==== Data to process ====
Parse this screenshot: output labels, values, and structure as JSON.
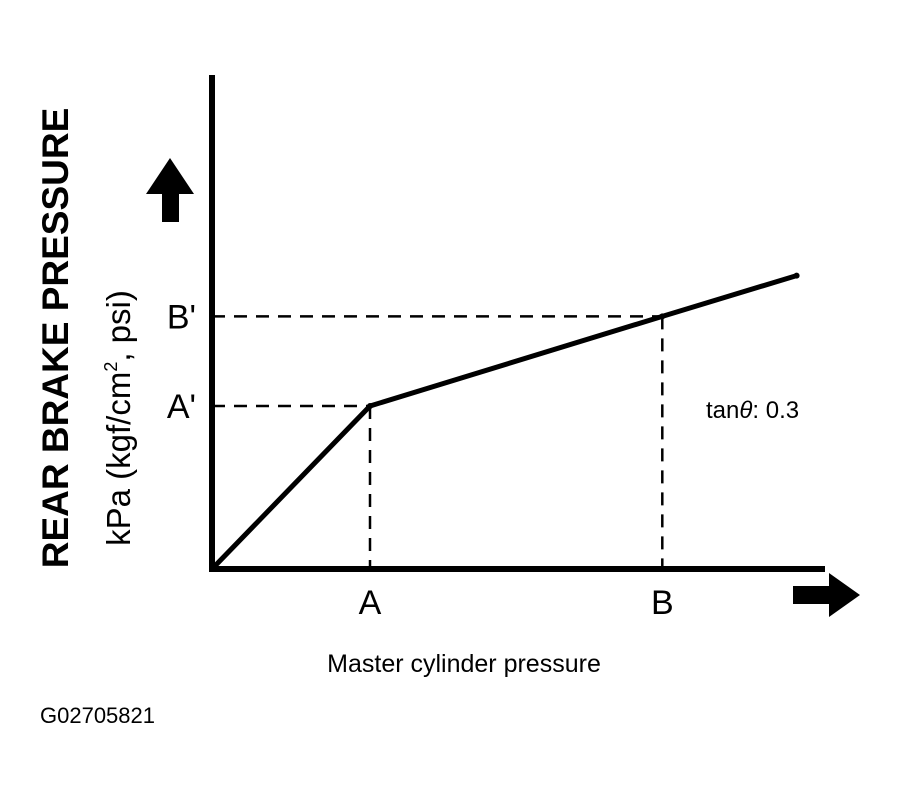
{
  "figure_id": "G02705821",
  "chart_data": {
    "type": "line",
    "title": "",
    "ylabel_title": "REAR BRAKE PRESSURE",
    "ylabel_units_prefix": "kPa (kgf/cm",
    "ylabel_units_sup": "2",
    "ylabel_units_suffix": ", psi)",
    "xlabel": "Master cylinder pressure",
    "x_ticks": [
      {
        "label": "A",
        "value": 1.0
      },
      {
        "label": "B",
        "value": 2.85
      }
    ],
    "y_ticks": [
      {
        "label": "A'",
        "value": 1.0
      },
      {
        "label": "B'",
        "value": 1.55
      }
    ],
    "xlim": [
      0,
      3.9
    ],
    "ylim": [
      0,
      3.0
    ],
    "series": [
      {
        "x": [
          0,
          1.0,
          2.85,
          3.7
        ],
        "y": [
          0,
          1.0,
          1.55,
          1.8
        ]
      }
    ],
    "annotation": {
      "text_prefix": "tan",
      "symbol": "θ",
      "text_suffix": ": 0.3"
    },
    "grid": false,
    "colors": {
      "line": "#000000",
      "background": "#ffffff"
    }
  }
}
====
> [What the task asks]:
Your task is to transcribe all of the records precisely, with no images included.

> [Response to this task]:
Parse this screenshot: output labels, values, and structure as JSON.
{
  "figure_id": "G02705821",
  "chart_data": {
    "type": "line",
    "title": "",
    "ylabel_title": "REAR BRAKE PRESSURE",
    "ylabel_units_prefix": "kPa (kgf/cm",
    "ylabel_units_sup": "2",
    "ylabel_units_suffix": ", psi)",
    "xlabel": "Master cylinder pressure",
    "x_ticks": [
      {
        "label": "A",
        "value": 1.0
      },
      {
        "label": "B",
        "value": 2.85
      }
    ],
    "y_ticks": [
      {
        "label": "A'",
        "value": 1.0
      },
      {
        "label": "B'",
        "value": 1.55
      }
    ],
    "xlim": [
      0,
      3.9
    ],
    "ylim": [
      0,
      3.0
    ],
    "series": [
      {
        "x": [
          0,
          1.0,
          2.85,
          3.7
        ],
        "y": [
          0,
          1.0,
          1.55,
          1.8
        ]
      }
    ],
    "annotation": {
      "text_prefix": "tan",
      "symbol": "θ",
      "text_suffix": ": 0.3"
    },
    "grid": false,
    "colors": {
      "line": "#000000",
      "background": "#ffffff"
    }
  }
}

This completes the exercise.